* [What is required]:
Filter the entries below, keeping every line that has the word "this".

Records from a data collection:
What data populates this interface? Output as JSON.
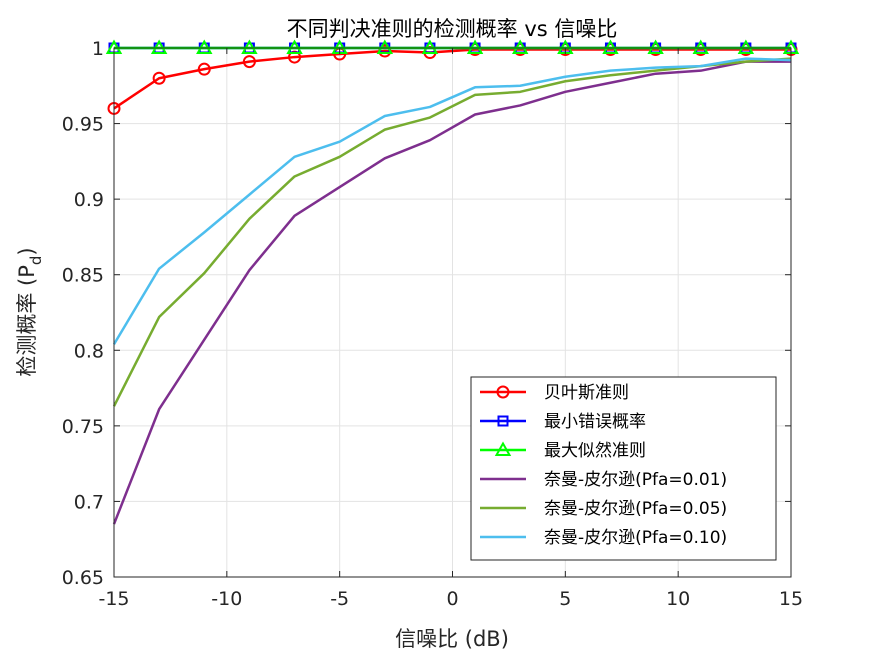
{
  "chart_data": {
    "type": "line",
    "title": "不同判决准则的检测概率 vs 信噪比",
    "xlabel": "信噪比 (dB)",
    "ylabel_main": "检测概率 (P",
    "ylabel_sub": "d",
    "ylabel_close": ")",
    "xlim": [
      -15,
      15
    ],
    "ylim": [
      0.65,
      1.0
    ],
    "xticks": [
      -15,
      -10,
      -5,
      0,
      5,
      10,
      15
    ],
    "xtick_labels": [
      "-15",
      "-10",
      "-5",
      "0",
      "5",
      "10",
      "15"
    ],
    "yticks": [
      0.65,
      0.7,
      0.75,
      0.8,
      0.85,
      0.9,
      0.95,
      1.0
    ],
    "ytick_labels": [
      "0.65",
      "0.7",
      "0.75",
      "0.8",
      "0.85",
      "0.9",
      "0.95",
      "1"
    ],
    "grid": true,
    "legend_position": "bottom-right",
    "x": [
      -15,
      -13,
      -11,
      -9,
      -7,
      -5,
      -3,
      -1,
      1,
      3,
      5,
      7,
      9,
      11,
      13,
      15
    ],
    "series": [
      {
        "name": "贝叶斯准则",
        "color": "#ff0000",
        "marker": "circle",
        "values": [
          0.96,
          0.98,
          0.986,
          0.991,
          0.994,
          0.996,
          0.998,
          0.997,
          0.999,
          0.999,
          0.999,
          0.999,
          0.999,
          0.999,
          0.999,
          0.999
        ]
      },
      {
        "name": "最小错误概率",
        "color": "#0000ff",
        "marker": "square",
        "values": [
          1,
          1,
          1,
          1,
          1,
          1,
          1,
          1,
          1,
          1,
          1,
          1,
          1,
          1,
          1,
          1
        ]
      },
      {
        "name": "最大似然准则",
        "color": "#00ff00",
        "marker": "triangle",
        "values": [
          1,
          1,
          1,
          1,
          1,
          1,
          1,
          1,
          1,
          1,
          1,
          1,
          1,
          1,
          1,
          1
        ]
      },
      {
        "name": "奈曼-皮尔逊(Pfa=0.01)",
        "color": "#7e2f8e",
        "marker": "none",
        "values": [
          0.685,
          0.761,
          0.807,
          0.853,
          0.889,
          0.908,
          0.927,
          0.939,
          0.956,
          0.962,
          0.971,
          0.977,
          0.983,
          0.985,
          0.991,
          0.991
        ]
      },
      {
        "name": "奈曼-皮尔逊(Pfa=0.05)",
        "color": "#77ac30",
        "marker": "none",
        "values": [
          0.763,
          0.822,
          0.851,
          0.887,
          0.915,
          0.928,
          0.946,
          0.954,
          0.969,
          0.971,
          0.978,
          0.982,
          0.985,
          0.988,
          0.991,
          0.993
        ]
      },
      {
        "name": "奈曼-皮尔逊(Pfa=0.10)",
        "color": "#4dbeee",
        "marker": "none",
        "values": [
          0.804,
          0.854,
          0.878,
          0.903,
          0.928,
          0.938,
          0.955,
          0.961,
          0.974,
          0.975,
          0.981,
          0.985,
          0.987,
          0.988,
          0.993,
          0.992
        ]
      }
    ]
  }
}
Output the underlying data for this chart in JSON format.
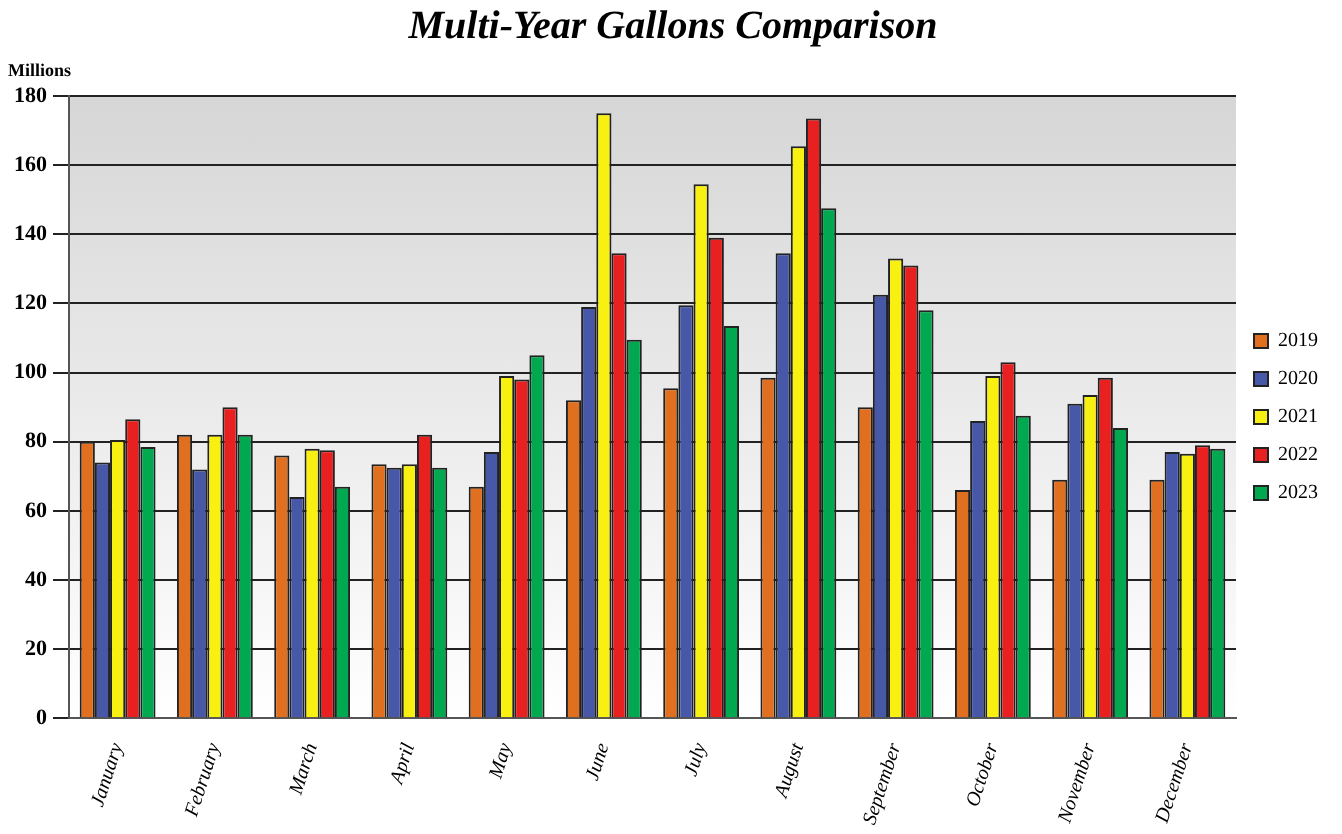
{
  "chart_data": {
    "type": "bar",
    "title": "Multi-Year Gallons Comparison",
    "ylabel": "Millions",
    "categories": [
      "January",
      "February",
      "March",
      "April",
      "May",
      "June",
      "July",
      "August",
      "September",
      "October",
      "November",
      "December"
    ],
    "series": [
      {
        "name": "2019",
        "color": "#e07020",
        "values": [
          80,
          82,
          76,
          73.5,
          67,
          92,
          95.5,
          98.5,
          90,
          66,
          69,
          69
        ]
      },
      {
        "name": "2020",
        "color": "#4858a8",
        "values": [
          74,
          72,
          64,
          72.5,
          77,
          119,
          119.5,
          134.5,
          122.5,
          86,
          91,
          77
        ]
      },
      {
        "name": "2021",
        "color": "#f8f010",
        "values": [
          80.5,
          82,
          78,
          73.5,
          99,
          175,
          154.5,
          165.5,
          133,
          99,
          93.5,
          76.5
        ]
      },
      {
        "name": "2022",
        "color": "#e82020",
        "values": [
          86.5,
          90,
          77.5,
          82,
          98,
          134.5,
          139,
          173.5,
          131,
          103,
          98.5,
          79
        ]
      },
      {
        "name": "2023",
        "color": "#00a850",
        "values": [
          78.5,
          82,
          67,
          72.5,
          105,
          109.5,
          113.5,
          147.5,
          118,
          87.5,
          84,
          78
        ]
      }
    ],
    "ylim": [
      0,
      180
    ],
    "yticks": [
      0,
      20,
      40,
      60,
      80,
      100,
      120,
      140,
      160,
      180
    ],
    "grid": "y",
    "legend": "right"
  }
}
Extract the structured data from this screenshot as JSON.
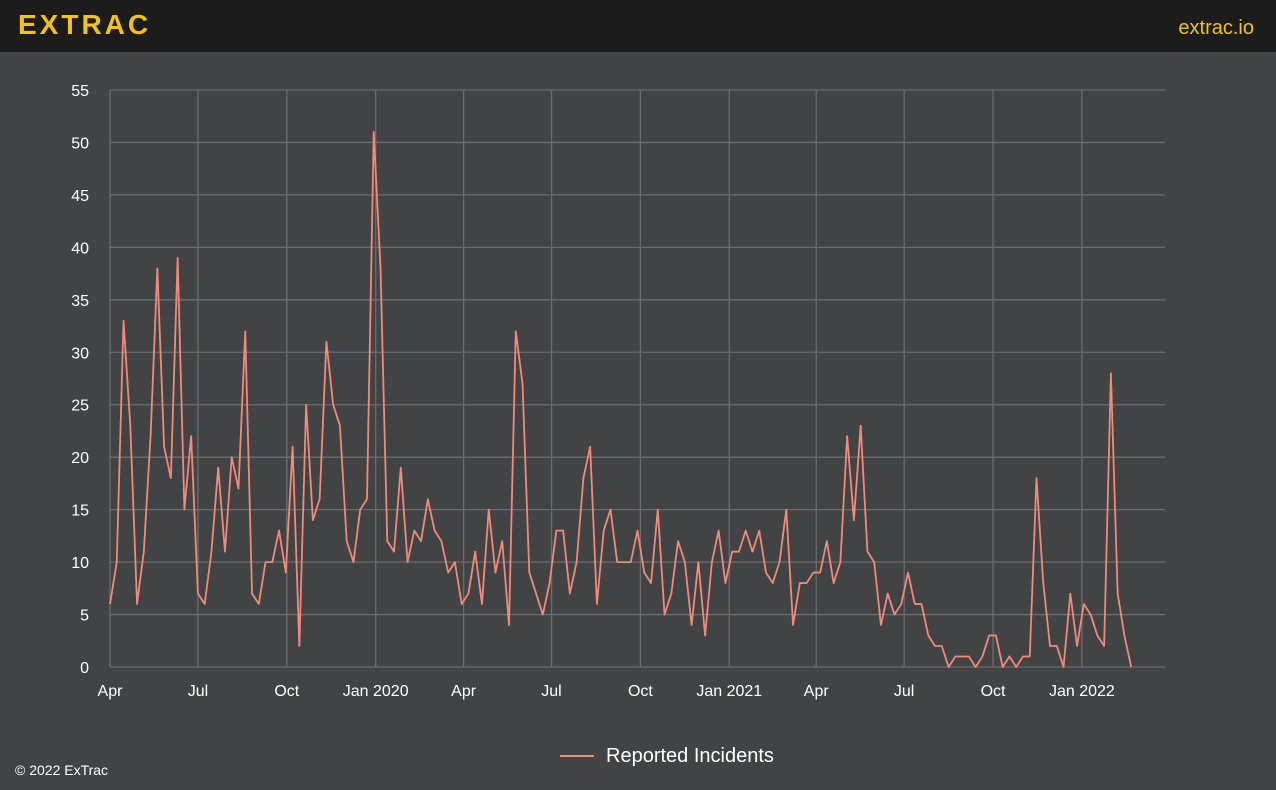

* [Right answer]:
What data populates this interface? Output as JSON.
Output the underlying data for this chart in JSON format.
Extract the structured data from this screenshot as JSON.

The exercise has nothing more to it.